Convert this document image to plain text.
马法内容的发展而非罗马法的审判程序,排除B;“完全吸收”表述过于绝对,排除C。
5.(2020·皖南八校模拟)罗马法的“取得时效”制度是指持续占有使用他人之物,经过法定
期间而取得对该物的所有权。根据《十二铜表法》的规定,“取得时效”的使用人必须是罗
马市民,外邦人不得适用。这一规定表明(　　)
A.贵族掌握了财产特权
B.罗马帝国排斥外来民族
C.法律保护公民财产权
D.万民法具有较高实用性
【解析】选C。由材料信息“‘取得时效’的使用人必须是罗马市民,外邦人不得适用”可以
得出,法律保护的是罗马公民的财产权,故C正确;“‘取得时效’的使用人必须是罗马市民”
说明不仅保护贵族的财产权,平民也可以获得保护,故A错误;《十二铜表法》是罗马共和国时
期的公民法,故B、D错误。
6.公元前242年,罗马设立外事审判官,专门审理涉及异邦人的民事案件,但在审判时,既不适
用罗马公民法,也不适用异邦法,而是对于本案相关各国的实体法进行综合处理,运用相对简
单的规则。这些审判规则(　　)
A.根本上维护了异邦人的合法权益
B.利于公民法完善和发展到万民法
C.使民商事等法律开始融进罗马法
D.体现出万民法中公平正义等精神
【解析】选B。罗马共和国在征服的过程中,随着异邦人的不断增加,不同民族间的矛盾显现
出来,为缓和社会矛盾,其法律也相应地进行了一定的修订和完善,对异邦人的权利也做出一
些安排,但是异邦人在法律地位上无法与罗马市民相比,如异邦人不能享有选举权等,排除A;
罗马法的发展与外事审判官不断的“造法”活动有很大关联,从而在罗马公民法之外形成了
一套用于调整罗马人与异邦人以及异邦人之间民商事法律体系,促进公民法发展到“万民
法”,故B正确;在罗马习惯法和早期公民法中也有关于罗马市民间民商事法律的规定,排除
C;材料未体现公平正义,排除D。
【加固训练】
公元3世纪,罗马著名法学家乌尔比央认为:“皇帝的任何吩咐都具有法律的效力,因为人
● ● ● ● ●
*SET PROBLEM*: Which lines contain "取得时效"? Copy each of them out.

*PROBLEM SOLUTION*:
5.(2020·皖南八校模拟)罗马法的“取得时效”制度是指持续占有使用他人之物,经过法定
期间而取得对该物的所有权。根据《十二铜表法》的规定,“取得时效”的使用人必须是罗
【解析】选C。由材料信息“‘取得时效’的使用人必须是罗马市民,外邦人不得适用”可以
得出,法律保护的是罗马公民的财产权,故C正确;“‘取得时效’的使用人必须是罗马市民”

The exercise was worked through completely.